Exercise requirements: Read the records and gather each line that includes "name".

(Figure record listings)

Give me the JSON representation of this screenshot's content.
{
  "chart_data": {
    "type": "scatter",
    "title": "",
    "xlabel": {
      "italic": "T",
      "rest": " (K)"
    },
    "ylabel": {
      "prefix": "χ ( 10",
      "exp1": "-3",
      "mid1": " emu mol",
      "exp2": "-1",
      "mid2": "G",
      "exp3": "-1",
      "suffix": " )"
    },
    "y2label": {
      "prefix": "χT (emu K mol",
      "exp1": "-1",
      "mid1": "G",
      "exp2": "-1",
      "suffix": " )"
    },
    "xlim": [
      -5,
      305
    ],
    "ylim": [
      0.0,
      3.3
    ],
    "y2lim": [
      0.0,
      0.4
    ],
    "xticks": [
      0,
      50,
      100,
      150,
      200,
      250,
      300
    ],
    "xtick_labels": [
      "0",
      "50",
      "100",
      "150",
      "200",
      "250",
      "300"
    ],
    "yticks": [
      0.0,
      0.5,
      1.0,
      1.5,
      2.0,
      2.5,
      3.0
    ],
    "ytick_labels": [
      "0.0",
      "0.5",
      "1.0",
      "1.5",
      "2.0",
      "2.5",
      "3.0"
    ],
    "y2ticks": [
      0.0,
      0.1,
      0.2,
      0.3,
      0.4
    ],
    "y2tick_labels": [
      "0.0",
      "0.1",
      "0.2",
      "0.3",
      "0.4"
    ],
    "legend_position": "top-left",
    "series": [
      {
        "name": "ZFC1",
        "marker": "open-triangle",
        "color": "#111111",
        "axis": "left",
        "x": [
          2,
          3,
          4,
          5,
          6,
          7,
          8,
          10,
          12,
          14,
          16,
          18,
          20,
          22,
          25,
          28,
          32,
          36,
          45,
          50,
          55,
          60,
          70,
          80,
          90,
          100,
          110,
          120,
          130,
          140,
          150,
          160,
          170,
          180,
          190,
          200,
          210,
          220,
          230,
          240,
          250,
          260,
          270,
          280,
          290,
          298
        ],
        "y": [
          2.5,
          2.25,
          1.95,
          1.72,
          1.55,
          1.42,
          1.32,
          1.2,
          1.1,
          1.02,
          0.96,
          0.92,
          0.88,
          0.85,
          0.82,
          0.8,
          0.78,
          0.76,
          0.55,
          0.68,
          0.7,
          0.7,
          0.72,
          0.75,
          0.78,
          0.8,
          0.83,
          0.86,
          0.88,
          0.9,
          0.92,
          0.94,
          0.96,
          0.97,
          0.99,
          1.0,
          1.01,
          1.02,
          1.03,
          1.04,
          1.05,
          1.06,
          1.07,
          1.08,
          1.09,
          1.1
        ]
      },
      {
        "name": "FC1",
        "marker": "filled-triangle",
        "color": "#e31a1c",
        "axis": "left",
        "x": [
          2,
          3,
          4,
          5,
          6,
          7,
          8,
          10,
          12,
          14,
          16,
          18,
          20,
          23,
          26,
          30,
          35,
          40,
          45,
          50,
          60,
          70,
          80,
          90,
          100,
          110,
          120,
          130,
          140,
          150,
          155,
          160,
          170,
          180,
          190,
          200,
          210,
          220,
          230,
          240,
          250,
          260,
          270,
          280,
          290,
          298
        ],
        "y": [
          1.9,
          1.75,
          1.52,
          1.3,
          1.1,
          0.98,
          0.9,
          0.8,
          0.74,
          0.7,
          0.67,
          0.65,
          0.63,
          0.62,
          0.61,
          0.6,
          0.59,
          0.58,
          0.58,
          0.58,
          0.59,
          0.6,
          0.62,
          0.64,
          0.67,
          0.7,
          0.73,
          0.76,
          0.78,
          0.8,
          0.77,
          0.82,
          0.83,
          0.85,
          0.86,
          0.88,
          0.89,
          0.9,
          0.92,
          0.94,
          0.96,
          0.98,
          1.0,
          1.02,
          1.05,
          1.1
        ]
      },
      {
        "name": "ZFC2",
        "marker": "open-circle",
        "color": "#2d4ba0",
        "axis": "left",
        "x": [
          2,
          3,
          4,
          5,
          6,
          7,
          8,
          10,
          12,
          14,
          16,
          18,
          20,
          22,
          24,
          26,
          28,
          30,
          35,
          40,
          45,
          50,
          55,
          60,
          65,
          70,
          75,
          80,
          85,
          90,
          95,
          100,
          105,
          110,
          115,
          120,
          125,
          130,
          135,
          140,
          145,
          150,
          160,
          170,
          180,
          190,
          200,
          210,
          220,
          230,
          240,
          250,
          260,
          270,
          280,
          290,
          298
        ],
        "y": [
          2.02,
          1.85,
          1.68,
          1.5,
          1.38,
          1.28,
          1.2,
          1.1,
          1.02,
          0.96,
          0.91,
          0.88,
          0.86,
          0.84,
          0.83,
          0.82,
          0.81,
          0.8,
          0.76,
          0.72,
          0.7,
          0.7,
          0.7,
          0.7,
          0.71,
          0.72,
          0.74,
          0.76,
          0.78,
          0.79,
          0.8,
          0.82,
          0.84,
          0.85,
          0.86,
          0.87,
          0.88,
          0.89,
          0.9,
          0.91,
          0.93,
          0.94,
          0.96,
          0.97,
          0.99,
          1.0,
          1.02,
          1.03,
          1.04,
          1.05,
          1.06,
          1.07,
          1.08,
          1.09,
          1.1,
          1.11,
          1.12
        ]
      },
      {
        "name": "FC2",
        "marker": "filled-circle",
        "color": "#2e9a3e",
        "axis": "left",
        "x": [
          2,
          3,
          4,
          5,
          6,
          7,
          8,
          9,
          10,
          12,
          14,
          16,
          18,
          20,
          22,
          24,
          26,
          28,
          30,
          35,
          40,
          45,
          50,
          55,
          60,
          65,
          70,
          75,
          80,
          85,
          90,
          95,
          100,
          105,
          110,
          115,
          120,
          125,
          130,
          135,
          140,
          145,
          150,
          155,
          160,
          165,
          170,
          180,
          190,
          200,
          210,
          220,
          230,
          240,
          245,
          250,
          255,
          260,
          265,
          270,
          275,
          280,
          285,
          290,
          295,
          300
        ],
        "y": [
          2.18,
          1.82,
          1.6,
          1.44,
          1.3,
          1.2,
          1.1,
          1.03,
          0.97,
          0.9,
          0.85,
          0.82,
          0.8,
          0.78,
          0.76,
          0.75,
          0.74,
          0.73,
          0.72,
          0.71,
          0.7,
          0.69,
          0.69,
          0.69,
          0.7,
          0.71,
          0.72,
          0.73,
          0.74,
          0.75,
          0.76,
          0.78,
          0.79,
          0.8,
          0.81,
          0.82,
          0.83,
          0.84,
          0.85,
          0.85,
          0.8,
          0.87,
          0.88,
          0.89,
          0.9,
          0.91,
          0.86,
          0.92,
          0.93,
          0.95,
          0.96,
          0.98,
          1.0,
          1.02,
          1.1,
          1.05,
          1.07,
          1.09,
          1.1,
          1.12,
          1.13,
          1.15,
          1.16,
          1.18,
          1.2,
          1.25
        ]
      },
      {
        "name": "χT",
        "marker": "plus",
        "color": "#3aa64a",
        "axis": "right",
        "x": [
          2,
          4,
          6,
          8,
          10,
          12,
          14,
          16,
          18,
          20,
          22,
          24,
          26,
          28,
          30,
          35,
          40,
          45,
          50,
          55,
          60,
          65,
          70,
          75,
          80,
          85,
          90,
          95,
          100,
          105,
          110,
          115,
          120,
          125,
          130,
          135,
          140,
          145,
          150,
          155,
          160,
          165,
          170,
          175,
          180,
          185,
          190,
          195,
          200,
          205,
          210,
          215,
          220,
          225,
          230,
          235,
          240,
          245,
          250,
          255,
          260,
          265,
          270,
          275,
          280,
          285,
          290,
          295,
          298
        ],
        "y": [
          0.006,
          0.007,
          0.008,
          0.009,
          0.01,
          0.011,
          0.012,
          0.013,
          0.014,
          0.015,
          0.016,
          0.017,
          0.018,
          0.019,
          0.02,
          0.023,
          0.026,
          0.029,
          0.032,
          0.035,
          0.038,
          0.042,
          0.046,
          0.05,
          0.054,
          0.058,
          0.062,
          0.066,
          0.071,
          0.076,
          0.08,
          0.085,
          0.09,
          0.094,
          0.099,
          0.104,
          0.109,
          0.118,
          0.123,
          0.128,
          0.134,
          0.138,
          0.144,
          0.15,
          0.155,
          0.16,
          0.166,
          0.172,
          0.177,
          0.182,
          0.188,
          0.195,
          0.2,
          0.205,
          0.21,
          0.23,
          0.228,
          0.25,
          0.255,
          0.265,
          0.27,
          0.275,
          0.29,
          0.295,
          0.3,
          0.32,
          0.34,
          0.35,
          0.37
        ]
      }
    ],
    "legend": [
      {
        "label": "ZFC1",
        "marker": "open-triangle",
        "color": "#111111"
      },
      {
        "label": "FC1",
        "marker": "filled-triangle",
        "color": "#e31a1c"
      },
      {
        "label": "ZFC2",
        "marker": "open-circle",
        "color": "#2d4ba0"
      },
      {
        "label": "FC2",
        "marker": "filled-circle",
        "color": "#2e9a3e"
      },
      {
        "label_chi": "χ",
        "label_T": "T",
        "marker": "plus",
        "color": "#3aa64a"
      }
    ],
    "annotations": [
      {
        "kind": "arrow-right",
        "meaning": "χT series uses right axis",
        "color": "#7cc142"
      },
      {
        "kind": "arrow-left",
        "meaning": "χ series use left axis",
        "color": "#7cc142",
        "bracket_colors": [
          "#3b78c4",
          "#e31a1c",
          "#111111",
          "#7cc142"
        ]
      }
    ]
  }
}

Written solution:
        "name": "ZFC1",
        "name": "FC1",
        "name": "ZFC2",
        "name": "FC2",
        "name": "χT",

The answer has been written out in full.